■ WHAT IS EXPECTED: Count the lines below that contain the word "dans", and report only that number.

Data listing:
═══
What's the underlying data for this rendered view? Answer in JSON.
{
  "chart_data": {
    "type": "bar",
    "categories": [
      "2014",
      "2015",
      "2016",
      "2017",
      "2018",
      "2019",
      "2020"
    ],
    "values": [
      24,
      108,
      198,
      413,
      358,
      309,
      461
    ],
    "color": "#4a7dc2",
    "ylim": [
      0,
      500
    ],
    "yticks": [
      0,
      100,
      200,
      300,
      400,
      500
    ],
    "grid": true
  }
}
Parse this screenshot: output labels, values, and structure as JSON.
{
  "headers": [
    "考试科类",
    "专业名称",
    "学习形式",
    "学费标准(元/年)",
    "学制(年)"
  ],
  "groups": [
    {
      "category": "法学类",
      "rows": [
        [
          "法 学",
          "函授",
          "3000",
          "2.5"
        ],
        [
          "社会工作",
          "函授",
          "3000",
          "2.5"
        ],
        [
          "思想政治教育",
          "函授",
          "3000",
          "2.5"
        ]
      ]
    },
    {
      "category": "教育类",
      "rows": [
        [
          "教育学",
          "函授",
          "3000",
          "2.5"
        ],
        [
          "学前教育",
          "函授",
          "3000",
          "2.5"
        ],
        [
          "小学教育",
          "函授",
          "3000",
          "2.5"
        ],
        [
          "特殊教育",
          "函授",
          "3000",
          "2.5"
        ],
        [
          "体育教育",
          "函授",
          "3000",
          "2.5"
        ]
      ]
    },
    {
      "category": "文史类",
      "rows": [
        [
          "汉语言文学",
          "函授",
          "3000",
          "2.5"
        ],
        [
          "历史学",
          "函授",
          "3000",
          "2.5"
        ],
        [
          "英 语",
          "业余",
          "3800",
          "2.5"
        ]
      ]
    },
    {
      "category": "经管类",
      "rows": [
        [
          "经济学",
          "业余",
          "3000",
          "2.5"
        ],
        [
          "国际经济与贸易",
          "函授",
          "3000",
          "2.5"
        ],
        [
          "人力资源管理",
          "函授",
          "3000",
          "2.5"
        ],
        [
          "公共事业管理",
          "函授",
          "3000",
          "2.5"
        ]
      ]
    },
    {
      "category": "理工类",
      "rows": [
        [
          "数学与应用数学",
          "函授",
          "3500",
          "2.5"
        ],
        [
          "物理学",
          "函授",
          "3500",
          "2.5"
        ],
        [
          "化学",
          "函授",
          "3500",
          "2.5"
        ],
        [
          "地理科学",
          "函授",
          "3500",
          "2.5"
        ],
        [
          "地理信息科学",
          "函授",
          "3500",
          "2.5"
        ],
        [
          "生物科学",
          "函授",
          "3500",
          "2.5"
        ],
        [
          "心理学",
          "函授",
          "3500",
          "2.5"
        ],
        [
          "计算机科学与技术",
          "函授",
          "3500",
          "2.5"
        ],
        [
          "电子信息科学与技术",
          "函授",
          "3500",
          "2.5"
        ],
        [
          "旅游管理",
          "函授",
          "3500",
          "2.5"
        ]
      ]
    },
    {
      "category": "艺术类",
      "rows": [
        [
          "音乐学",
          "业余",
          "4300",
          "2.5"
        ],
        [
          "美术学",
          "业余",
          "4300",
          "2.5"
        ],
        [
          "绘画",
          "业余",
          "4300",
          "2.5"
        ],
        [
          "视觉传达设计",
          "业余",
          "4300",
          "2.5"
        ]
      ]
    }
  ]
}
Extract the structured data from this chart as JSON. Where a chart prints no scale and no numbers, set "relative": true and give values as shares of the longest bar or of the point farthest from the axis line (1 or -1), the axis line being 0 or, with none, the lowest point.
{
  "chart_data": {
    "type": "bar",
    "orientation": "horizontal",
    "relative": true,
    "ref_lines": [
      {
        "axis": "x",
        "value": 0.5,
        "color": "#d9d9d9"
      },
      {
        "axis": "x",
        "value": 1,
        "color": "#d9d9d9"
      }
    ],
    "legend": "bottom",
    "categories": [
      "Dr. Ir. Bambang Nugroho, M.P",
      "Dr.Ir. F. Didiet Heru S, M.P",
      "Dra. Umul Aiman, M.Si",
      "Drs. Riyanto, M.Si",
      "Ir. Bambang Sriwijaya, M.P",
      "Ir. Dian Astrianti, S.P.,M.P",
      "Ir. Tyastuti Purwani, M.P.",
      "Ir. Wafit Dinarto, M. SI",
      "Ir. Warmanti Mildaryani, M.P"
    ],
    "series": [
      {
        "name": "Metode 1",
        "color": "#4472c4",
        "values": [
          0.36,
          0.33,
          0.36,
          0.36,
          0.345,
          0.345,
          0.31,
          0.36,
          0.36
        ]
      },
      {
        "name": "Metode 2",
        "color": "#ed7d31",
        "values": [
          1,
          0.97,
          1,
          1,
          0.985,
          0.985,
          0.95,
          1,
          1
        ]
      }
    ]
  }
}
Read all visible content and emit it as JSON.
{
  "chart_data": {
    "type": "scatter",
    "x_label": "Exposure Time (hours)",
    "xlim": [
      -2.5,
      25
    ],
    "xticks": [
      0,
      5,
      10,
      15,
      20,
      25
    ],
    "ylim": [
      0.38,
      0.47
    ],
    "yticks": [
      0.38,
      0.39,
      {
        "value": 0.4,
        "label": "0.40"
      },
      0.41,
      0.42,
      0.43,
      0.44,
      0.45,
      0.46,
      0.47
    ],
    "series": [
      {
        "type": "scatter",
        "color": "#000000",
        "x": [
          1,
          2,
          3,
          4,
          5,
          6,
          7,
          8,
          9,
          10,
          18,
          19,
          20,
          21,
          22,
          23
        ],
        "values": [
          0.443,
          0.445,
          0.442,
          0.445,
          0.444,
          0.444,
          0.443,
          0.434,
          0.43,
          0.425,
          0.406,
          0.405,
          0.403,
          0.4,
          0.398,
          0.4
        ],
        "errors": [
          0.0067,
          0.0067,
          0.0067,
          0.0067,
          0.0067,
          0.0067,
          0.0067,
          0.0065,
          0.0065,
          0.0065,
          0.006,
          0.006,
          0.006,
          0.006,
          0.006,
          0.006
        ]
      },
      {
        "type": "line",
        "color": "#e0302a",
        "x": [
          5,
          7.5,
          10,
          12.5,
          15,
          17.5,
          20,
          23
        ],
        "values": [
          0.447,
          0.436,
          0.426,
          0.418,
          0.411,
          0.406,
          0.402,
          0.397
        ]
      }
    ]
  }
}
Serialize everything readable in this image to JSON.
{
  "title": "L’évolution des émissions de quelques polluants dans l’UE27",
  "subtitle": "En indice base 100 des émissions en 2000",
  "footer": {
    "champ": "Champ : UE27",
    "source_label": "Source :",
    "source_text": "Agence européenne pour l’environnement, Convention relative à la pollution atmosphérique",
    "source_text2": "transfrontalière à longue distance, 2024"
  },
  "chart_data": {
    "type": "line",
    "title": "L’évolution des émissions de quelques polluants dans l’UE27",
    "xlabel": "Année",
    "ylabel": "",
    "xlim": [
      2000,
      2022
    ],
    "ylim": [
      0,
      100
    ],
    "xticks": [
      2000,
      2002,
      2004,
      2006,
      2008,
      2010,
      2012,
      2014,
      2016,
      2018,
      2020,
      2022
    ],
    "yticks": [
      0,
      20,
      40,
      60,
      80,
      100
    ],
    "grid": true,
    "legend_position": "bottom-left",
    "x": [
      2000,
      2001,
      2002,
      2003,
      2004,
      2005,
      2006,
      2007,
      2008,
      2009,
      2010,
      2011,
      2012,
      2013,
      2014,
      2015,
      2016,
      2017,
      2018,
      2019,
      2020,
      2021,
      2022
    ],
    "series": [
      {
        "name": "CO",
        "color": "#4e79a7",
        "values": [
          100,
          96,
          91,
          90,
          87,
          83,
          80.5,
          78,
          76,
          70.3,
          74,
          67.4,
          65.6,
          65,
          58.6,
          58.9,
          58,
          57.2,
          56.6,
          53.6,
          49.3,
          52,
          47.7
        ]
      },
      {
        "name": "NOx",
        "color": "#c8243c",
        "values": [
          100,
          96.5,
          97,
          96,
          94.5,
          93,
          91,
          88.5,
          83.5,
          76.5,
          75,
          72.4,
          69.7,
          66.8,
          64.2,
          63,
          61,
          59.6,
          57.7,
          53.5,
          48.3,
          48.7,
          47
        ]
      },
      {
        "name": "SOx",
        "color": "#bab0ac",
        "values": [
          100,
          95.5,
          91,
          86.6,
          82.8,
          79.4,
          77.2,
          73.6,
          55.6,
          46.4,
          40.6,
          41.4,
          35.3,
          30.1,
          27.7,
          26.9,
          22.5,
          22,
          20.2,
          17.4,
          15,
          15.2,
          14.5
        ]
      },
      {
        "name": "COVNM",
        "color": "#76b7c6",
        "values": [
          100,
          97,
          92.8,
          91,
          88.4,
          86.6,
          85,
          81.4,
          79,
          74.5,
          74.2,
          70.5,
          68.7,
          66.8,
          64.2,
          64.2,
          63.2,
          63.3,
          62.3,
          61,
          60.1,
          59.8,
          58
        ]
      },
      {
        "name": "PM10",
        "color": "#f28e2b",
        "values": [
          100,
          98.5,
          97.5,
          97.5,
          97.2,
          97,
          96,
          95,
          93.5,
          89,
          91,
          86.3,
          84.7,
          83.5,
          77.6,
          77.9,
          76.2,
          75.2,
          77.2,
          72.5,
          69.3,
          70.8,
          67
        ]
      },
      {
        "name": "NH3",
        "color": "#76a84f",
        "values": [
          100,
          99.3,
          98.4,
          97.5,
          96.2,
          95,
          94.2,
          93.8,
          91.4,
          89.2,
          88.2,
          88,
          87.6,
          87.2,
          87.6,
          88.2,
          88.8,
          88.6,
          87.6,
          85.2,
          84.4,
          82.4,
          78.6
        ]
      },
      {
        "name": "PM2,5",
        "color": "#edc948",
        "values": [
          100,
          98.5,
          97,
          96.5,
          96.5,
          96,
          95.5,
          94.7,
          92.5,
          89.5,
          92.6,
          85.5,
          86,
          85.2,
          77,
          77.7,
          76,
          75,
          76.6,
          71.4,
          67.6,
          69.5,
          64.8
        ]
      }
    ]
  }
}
═══
■ OUTPUT: 2